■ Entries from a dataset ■
— begin —

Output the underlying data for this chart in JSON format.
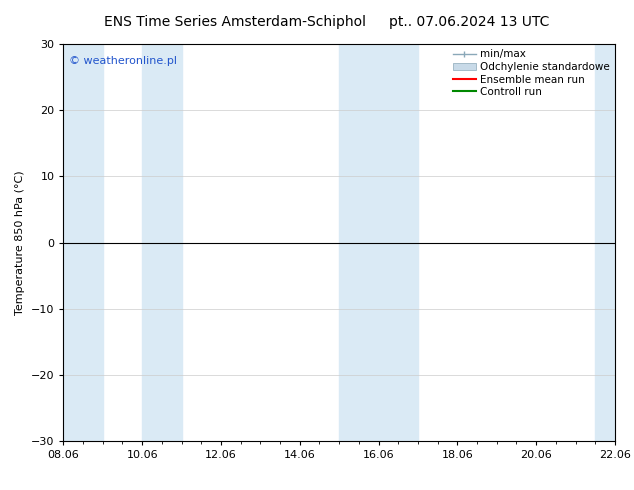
{
  "title_left": "ENS Time Series Amsterdam-Schiphol",
  "title_right": "pt.. 07.06.2024 13 UTC",
  "ylabel": "Temperature 850 hPa (°C)",
  "ylim": [
    -30,
    30
  ],
  "yticks": [
    -30,
    -20,
    -10,
    0,
    10,
    20,
    30
  ],
  "xlim": [
    0,
    14
  ],
  "xtick_labels": [
    "08.06",
    "10.06",
    "12.06",
    "14.06",
    "16.06",
    "18.06",
    "20.06",
    "22.06"
  ],
  "xtick_positions": [
    0,
    2,
    4,
    6,
    8,
    10,
    12,
    14
  ],
  "watermark": "© weatheronline.pl",
  "watermark_color": "#2255cc",
  "bg_color": "#ffffff",
  "plot_bg_color": "#ffffff",
  "shaded_bands": [
    {
      "x_start": 0.0,
      "x_end": 1.0
    },
    {
      "x_start": 2.0,
      "x_end": 3.0
    },
    {
      "x_start": 7.0,
      "x_end": 9.0
    },
    {
      "x_start": 13.5,
      "x_end": 14.0
    }
  ],
  "shade_color": "#daeaf5",
  "zero_line_color": "#000000",
  "legend_items": [
    {
      "label": "min/max",
      "style": "minmax"
    },
    {
      "label": "Odchylenie standardowe",
      "style": "stddev"
    },
    {
      "label": "Ensemble mean run",
      "color": "#ff0000",
      "style": "line"
    },
    {
      "label": "Controll run",
      "color": "#008800",
      "style": "line"
    }
  ],
  "grid_color": "#cccccc",
  "font_size_title": 10,
  "font_size_labels": 8,
  "font_size_legend": 7.5,
  "minmax_color": "#8aa8b8",
  "stddev_color": "#c8dae8"
}
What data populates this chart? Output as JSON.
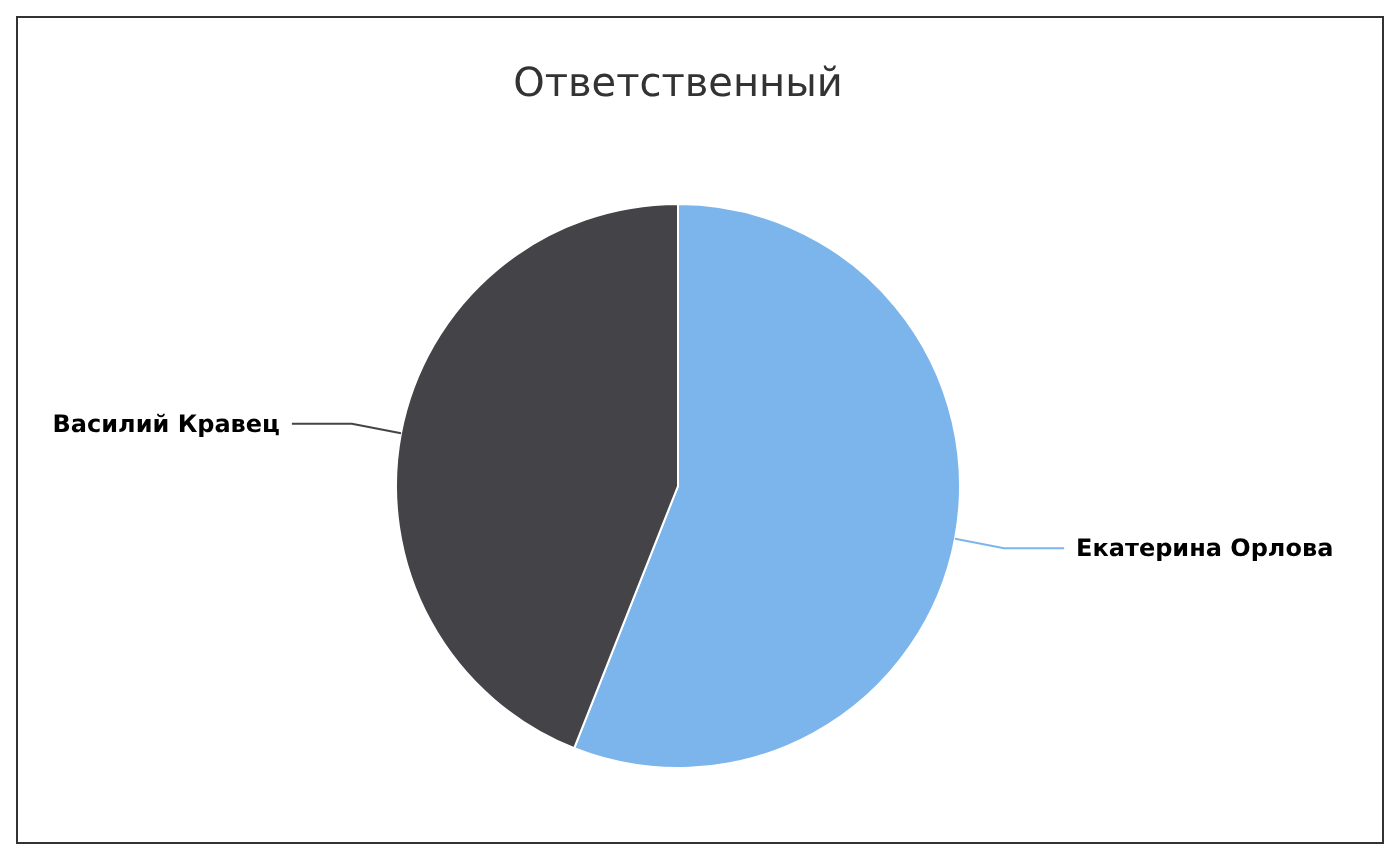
{
  "chart_data": {
    "type": "pie",
    "title": "Ответственный",
    "categories": [
      "Екатерина Орлова",
      "Василий Кравец"
    ],
    "values": [
      56,
      44
    ],
    "colors": [
      "#7cb5ec",
      "#434348"
    ]
  }
}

— end —

Omit the pictures and write out exactly the lines from the one containing "What data populates" through the last line of the material.

■ COMPLETED TASK ■
What data populates this chart? Output as JSON.
{
  "chart_data": {
    "type": "pie",
    "title": "Ответственный",
    "categories": [
      "Екатерина Орлова",
      "Василий Кравец"
    ],
    "values": [
      56,
      44
    ],
    "colors": [
      "#7cb5ec",
      "#434348"
    ]
  }
}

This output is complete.